**STATED EXERCISE 1**
Translate this sentence from the Juárez piece into Spanish: "I was almost run over by a chicken delivery girl who jumped the curb to avoid a traffic jam and laughed as she putt-putted away."
**STATED EXERCISE 2**
From the Juárez piece, return word for word the stretch from "Tijuana and Ensenada" through "prowled the back.".
**STATED EXERCISE 3**
Pick up the Juárez piece after its last sentence and write what comes next.

* Begin TEXT PROVIDED *

Tijuana and Ensenada are Laura's sort of towns, but I love Juárez. To a younger me, it seemed like the perfect city — all grime and poverty and vice, full of action and chicken restaurants that employed beautiful girls on juiced-up scooters to deliver roasters and tortillas. Marlboros were twenty-five cents a pack on the street, beers were a buck, a scrip for almost anything a chemically precocious boy could want went for ten American dollars, and Laura could acquire everything she needed for a happy existence (hair dye, Mexican Coca-Cola, cap guns, bootleg movies, what-have-you) from the front of the store while I prowled the back.

Skirting the nightclubs and bogus donkey shows of the dumb-ass, frat-boy American quarter, we made for the center of town on foot, stopping here and there to spend our yanqui greenbacks on smokes and beer and bags of Mexican Doritos. I was almost run over by a chicken delivery girl who jumped the curb to avoid a traffic jam and laughed as she putt-putted away. We stopped in a nearly deserted bar, ate popcorn and tacos and sat close together watching telenovelas with the bartender on a fuzzy TV. And then, with night coming on, we turned some corner somewhere and found ourselves suddenly standing on the distant fringes of a huge party, hundreds of Juárez-ites overspilling the bounds of an open plaza, all dressed in their Sunday best, their children on their shoulders, singing and laughing and talking and dancing to a band. Tiny white lights dripped like dew from every tree and lamppost, and people waved piñatas on long sticks over their heads — fringed stars and saddled donkeys hung with bright foil. At the center of the square, which was decorated with shrines to the Virgin Mary and a large nativity scene, was a skinny Santa in a makeshift, rather tropically inspired costume.

* End TEXT PROVIDED *
* Begin DATASET EXCERPT *

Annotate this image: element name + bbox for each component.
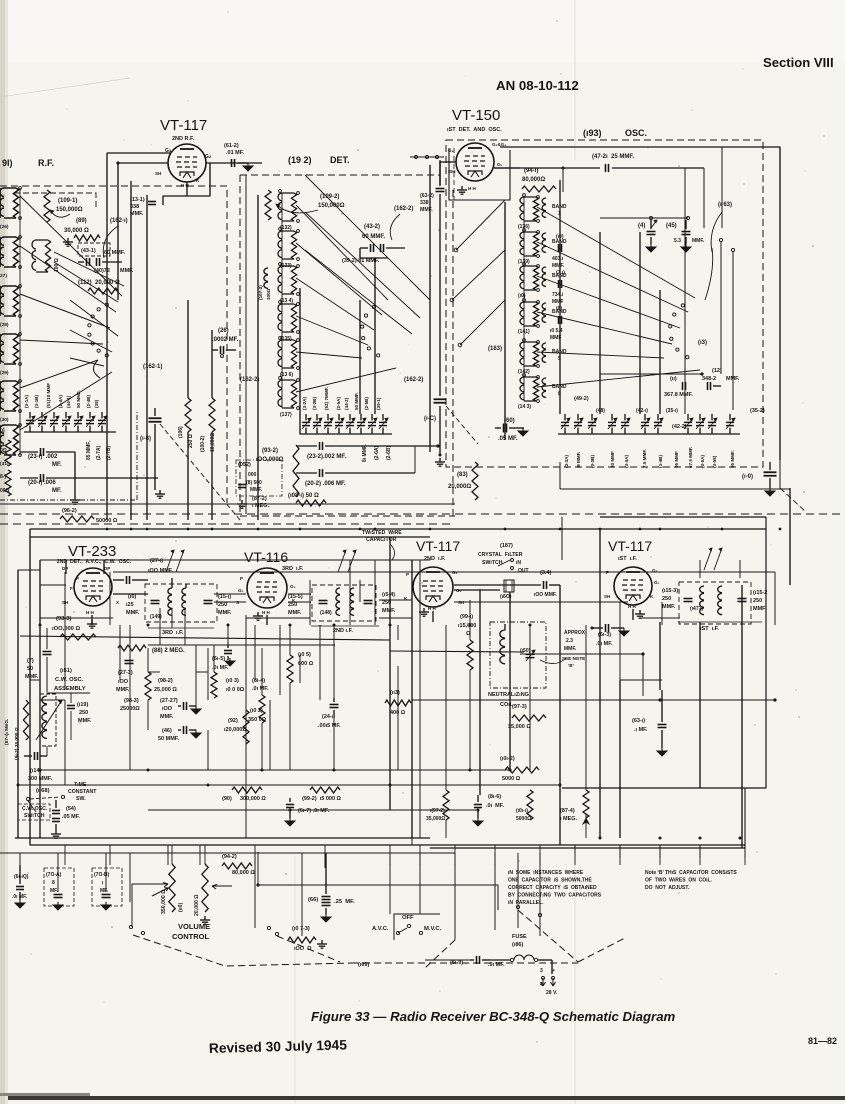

* End DATASET EXCERPT *

**EXPECTED OUTPUT 1**
Casi me atropella una repartidora de pollos que se subió a la banqueta para esquivar un embotellamiento y se rio mientras se alejaba traqueteando.

**EXPECTED OUTPUT 2**
Tijuana and Ensenada are Laura's sort of towns, but I love Juárez. To a younger me, it seemed like the perfect city — all grime and poverty and vice, full of action and chicken restaurants that employed beautiful girls on juiced-up scooters to deliver roasters and tortillas. Marlboros were twenty-five cents a pack on the street, beers were a buck, a scrip for almost anything a chemically precocious boy could want went for ten American dollars, and Laura could acquire everything she needed for a happy existence (hair dye, Mexican Coca-Cola, cap guns, bootleg movies, what-have-you) from the front of the store while I prowled the back.

**EXPECTED OUTPUT 3**
I've never forgotten the experience of walking blindly into this Christmas party, being subsumed by the crowd, overwhelmed, holding tight to Laura's hand so that I didn't lose her. It was one of the best moments of my life, nearly perfect, missing only a sudden (and meteorologically improbable) fall of holiday snow. For just a minute there in Juárez, I was in love with the whole world and everything in it — a feeling that comes infrequently enough to normal people, I'd imagine, and even less often to grumpy little fucks like me.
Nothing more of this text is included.